SET PROBLEM: Copy the data below word for word, leaving out the pictures.
━━━━━━
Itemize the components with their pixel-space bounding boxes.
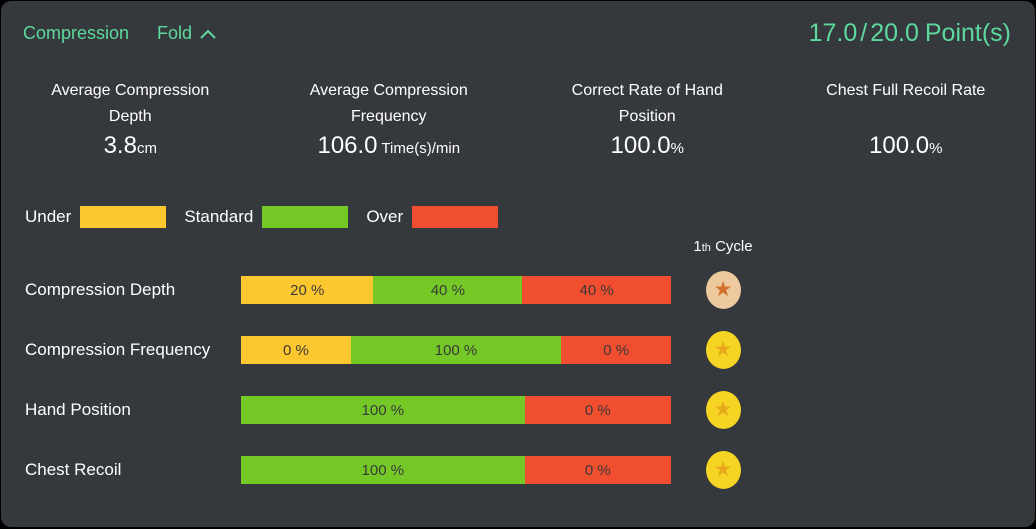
bar-segment-standard: 100 % bbox=[350, 336, 562, 364]
stat-number: 100.0 bbox=[610, 132, 671, 159]
bar-segment-over: 0 % bbox=[524, 396, 671, 424]
legend-swatch-under bbox=[80, 206, 167, 228]
legend: Under Standard Over bbox=[25, 206, 1035, 228]
legend-swatch-over bbox=[412, 206, 499, 228]
bar-segment-standard: 100 % bbox=[241, 456, 525, 484]
stat-column-2: Correct Rate of Hand Position 100.0% bbox=[518, 78, 777, 160]
bar-row-1: Compression Frequency 0 % 100 % 0 % ★ bbox=[1, 320, 1035, 380]
cycle-header-row: 1th Cycle bbox=[1, 238, 1035, 260]
stat-value: 100.0% bbox=[611, 132, 684, 160]
row-label: Chest Recoil bbox=[25, 460, 122, 479]
medal-gold: ★ bbox=[705, 391, 741, 429]
medal-column: ★ bbox=[671, 271, 775, 309]
stat-number: 3.8 bbox=[103, 132, 137, 159]
cycle-suffix: th bbox=[701, 242, 711, 254]
bar-row-3: Chest Recoil 100 % 0 % ★ bbox=[1, 440, 1035, 500]
bar-segment-over: 40 % bbox=[522, 276, 672, 304]
row-label: Hand Position bbox=[25, 400, 131, 419]
stat-value: 3.8cm bbox=[104, 132, 157, 160]
score-display: 17.0/20.0 Point(s) bbox=[809, 19, 1011, 48]
bar-row-0: Compression Depth 20 % 40 % 40 % ★ bbox=[1, 260, 1035, 320]
score-slash: / bbox=[860, 19, 868, 47]
stat-label: Chest Full Recoil Rate bbox=[826, 82, 986, 99]
stat-unit: cm bbox=[136, 140, 157, 157]
stacked-bar: 0 % 100 % 0 % bbox=[241, 336, 672, 364]
star-icon: ★ bbox=[713, 397, 733, 421]
score-unit: Point(s) bbox=[924, 19, 1011, 47]
bar-segment-under: 0 % bbox=[241, 336, 351, 364]
legend-label-under: Under bbox=[25, 207, 72, 226]
cycle-word: Cycle bbox=[715, 238, 753, 255]
stat-number: 100.0 bbox=[869, 132, 930, 159]
stat-number: 106.0 bbox=[317, 132, 378, 159]
row-label: Compression Depth bbox=[25, 280, 176, 299]
cycle-label: 1th Cycle bbox=[671, 238, 775, 260]
star-icon: ★ bbox=[713, 277, 733, 301]
score-total: 20.0 bbox=[870, 19, 919, 47]
stat-column-1: Average Compression Frequency 106.0 Time(… bbox=[260, 78, 519, 160]
medal-column: ★ bbox=[671, 331, 775, 369]
panel-header: Compression Fold 17.0/20.0 Point(s) bbox=[1, 1, 1035, 48]
stat-label: Average Compression Depth bbox=[51, 82, 210, 125]
stat-column-3: Chest Full Recoil Rate 100.0% bbox=[777, 78, 1036, 160]
stat-label: Average Compression Frequency bbox=[309, 82, 468, 125]
stacked-bar: 100 % 0 % bbox=[241, 396, 671, 424]
stat-value: 106.0 Time(s)/min bbox=[317, 132, 460, 160]
medal-bronze: ★ bbox=[705, 271, 741, 309]
legend-label-over: Over bbox=[366, 207, 404, 226]
bar-segment-standard: 100 % bbox=[241, 396, 525, 424]
medal-gold: ★ bbox=[705, 331, 741, 369]
stacked-bar: 100 % 0 % bbox=[241, 456, 671, 484]
star-icon: ★ bbox=[713, 457, 733, 481]
legend-swatch-standard bbox=[262, 206, 349, 228]
stat-unit: Time(s)/min bbox=[377, 140, 461, 157]
bar-row-2: Hand Position 100 % 0 % ★ bbox=[1, 380, 1035, 440]
chevron-up-icon bbox=[200, 29, 216, 39]
bar-segment-over: 0 % bbox=[524, 456, 671, 484]
stat-unit: % bbox=[929, 140, 943, 157]
stacked-bar: 20 % 40 % 40 % bbox=[241, 276, 672, 304]
bar-rows: Compression Depth 20 % 40 % 40 % ★ Compressio… bbox=[1, 260, 1035, 500]
medal-column: ★ bbox=[671, 451, 775, 489]
stats-row: Average Compression Depth 3.8cm Average Co… bbox=[1, 78, 1035, 160]
fold-label: Fold bbox=[157, 23, 193, 43]
bar-segment-standard: 40 % bbox=[373, 276, 523, 304]
stat-value: 100.0% bbox=[869, 132, 942, 160]
stat-column-0: Average Compression Depth 3.8cm bbox=[1, 78, 260, 160]
fold-toggle[interactable]: Fold bbox=[157, 23, 218, 44]
legend-label-standard: Standard bbox=[184, 207, 254, 226]
medal-gold: ★ bbox=[705, 451, 741, 489]
stat-label: Correct Rate of Hand Position bbox=[571, 82, 723, 125]
bar-segment-under: 20 % bbox=[241, 276, 374, 304]
panel-title: Compression bbox=[23, 23, 130, 43]
bar-segment-over: 0 % bbox=[561, 336, 672, 364]
cycle-spacer bbox=[1, 238, 671, 260]
star-icon: ★ bbox=[713, 337, 733, 361]
row-label: Compression Frequency bbox=[25, 340, 211, 359]
stat-unit: % bbox=[670, 140, 684, 157]
cycle-number: 1 bbox=[693, 238, 702, 255]
score-current: 17.0 bbox=[808, 19, 858, 47]
medal-column: ★ bbox=[671, 391, 775, 429]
━━━━━━
SOLUTION TO THE PROBLEM:
Itemize the components with their pixel-space bounding boxes.
bar-segment-standard: 100 % bbox=[350, 336, 562, 364]
stat-number: 100.0 bbox=[610, 132, 671, 159]
bar-segment-over: 0 % bbox=[524, 396, 671, 424]
legend-swatch-under bbox=[80, 206, 167, 228]
legend: Under Standard Over bbox=[25, 206, 1035, 228]
legend-swatch-over bbox=[412, 206, 499, 228]
bar-segment-standard: 100 % bbox=[241, 456, 525, 484]
stat-column-2: Correct Rate of Hand Position 100.0% bbox=[518, 78, 777, 160]
bar-row-1: Compression Frequency 0 % 100 % 0 % ★ bbox=[1, 320, 1035, 380]
cycle-header-row: 1th Cycle bbox=[1, 238, 1035, 260]
stat-value: 100.0% bbox=[611, 132, 684, 160]
row-label: Chest Recoil bbox=[25, 460, 122, 479]
medal-gold: ★ bbox=[705, 391, 741, 429]
medal-column: ★ bbox=[671, 271, 775, 309]
stat-number: 3.8 bbox=[103, 132, 137, 159]
cycle-suffix: th bbox=[701, 242, 711, 254]
bar-row-3: Chest Recoil 100 % 0 % ★ bbox=[1, 440, 1035, 500]
bar-segment-over: 40 % bbox=[522, 276, 672, 304]
row-label: Hand Position bbox=[25, 400, 131, 419]
stat-value: 3.8cm bbox=[104, 132, 157, 160]
score-display: 17.0/20.0 Point(s) bbox=[809, 19, 1011, 48]
bar-row-0: Compression Depth 20 % 40 % 40 % ★ bbox=[1, 260, 1035, 320]
score-slash: / bbox=[860, 19, 868, 47]
stat-label: Chest Full Recoil Rate bbox=[826, 82, 986, 99]
stat-unit: cm bbox=[136, 140, 157, 157]
stacked-bar: 0 % 100 % 0 % bbox=[241, 336, 672, 364]
star-icon: ★ bbox=[713, 397, 733, 421]
score-unit: Point(s) bbox=[924, 19, 1011, 47]
bar-segment-under: 0 % bbox=[241, 336, 351, 364]
legend-label-under: Under bbox=[25, 207, 72, 226]
cycle-word: Cycle bbox=[715, 238, 753, 255]
stat-number: 100.0 bbox=[869, 132, 930, 159]
stat-number: 106.0 bbox=[317, 132, 378, 159]
row-label: Compression Depth bbox=[25, 280, 176, 299]
cycle-label: 1th Cycle bbox=[671, 238, 775, 260]
star-icon: ★ bbox=[713, 277, 733, 301]
score-total: 20.0 bbox=[870, 19, 919, 47]
stat-column-1: Average Compression Frequency 106.0 Time(… bbox=[260, 78, 519, 160]
medal-column: ★ bbox=[671, 331, 775, 369]
panel-header: Compression Fold 17.0/20.0 Point(s) bbox=[1, 1, 1035, 48]
stat-label: Average Compression Depth bbox=[51, 82, 210, 125]
stat-column-3: Chest Full Recoil Rate 100.0% bbox=[777, 78, 1036, 160]
stat-label: Average Compression Frequency bbox=[309, 82, 468, 125]
stacked-bar: 100 % 0 % bbox=[241, 396, 671, 424]
stat-value: 106.0 Time(s)/min bbox=[317, 132, 460, 160]
medal-bronze: ★ bbox=[705, 271, 741, 309]
legend-label-over: Over bbox=[366, 207, 404, 226]
bar-segment-standard: 100 % bbox=[241, 396, 525, 424]
medal-gold: ★ bbox=[705, 331, 741, 369]
stacked-bar: 100 % 0 % bbox=[241, 456, 671, 484]
star-icon: ★ bbox=[713, 457, 733, 481]
legend-swatch-standard bbox=[262, 206, 349, 228]
stat-unit: Time(s)/min bbox=[377, 140, 461, 157]
bar-row-2: Hand Position 100 % 0 % ★ bbox=[1, 380, 1035, 440]
chevron-up-icon bbox=[200, 29, 216, 39]
bar-segment-over: 0 % bbox=[524, 456, 671, 484]
stat-unit: % bbox=[929, 140, 943, 157]
stacked-bar: 20 % 40 % 40 % bbox=[241, 276, 672, 304]
bar-rows: Compression Depth 20 % 40 % 40 % ★ Compressio… bbox=[1, 260, 1035, 500]
medal-column: ★ bbox=[671, 451, 775, 489]
stats-row: Average Compression Depth 3.8cm Average Co… bbox=[1, 78, 1035, 160]
fold-label: Fold bbox=[157, 23, 193, 43]
bar-segment-standard: 40 % bbox=[373, 276, 523, 304]
stat-value: 100.0% bbox=[869, 132, 942, 160]
stat-column-0: Average Compression Depth 3.8cm bbox=[1, 78, 260, 160]
fold-toggle[interactable]: Fold bbox=[157, 23, 218, 44]
legend-label-standard: Standard bbox=[184, 207, 254, 226]
medal-gold: ★ bbox=[705, 451, 741, 489]
stat-label: Correct Rate of Hand Position bbox=[571, 82, 723, 125]
bar-segment-under: 20 % bbox=[241, 276, 374, 304]
panel-title: Compression bbox=[23, 23, 130, 43]
bar-segment-over: 0 % bbox=[561, 336, 672, 364]
cycle-spacer bbox=[1, 238, 671, 260]
star-icon: ★ bbox=[713, 337, 733, 361]
row-label: Compression Frequency bbox=[25, 340, 211, 359]
stat-unit: % bbox=[670, 140, 684, 157]
cycle-number: 1 bbox=[693, 238, 702, 255]
score-current: 17.0 bbox=[808, 19, 858, 47]
medal-column: ★ bbox=[671, 391, 775, 429]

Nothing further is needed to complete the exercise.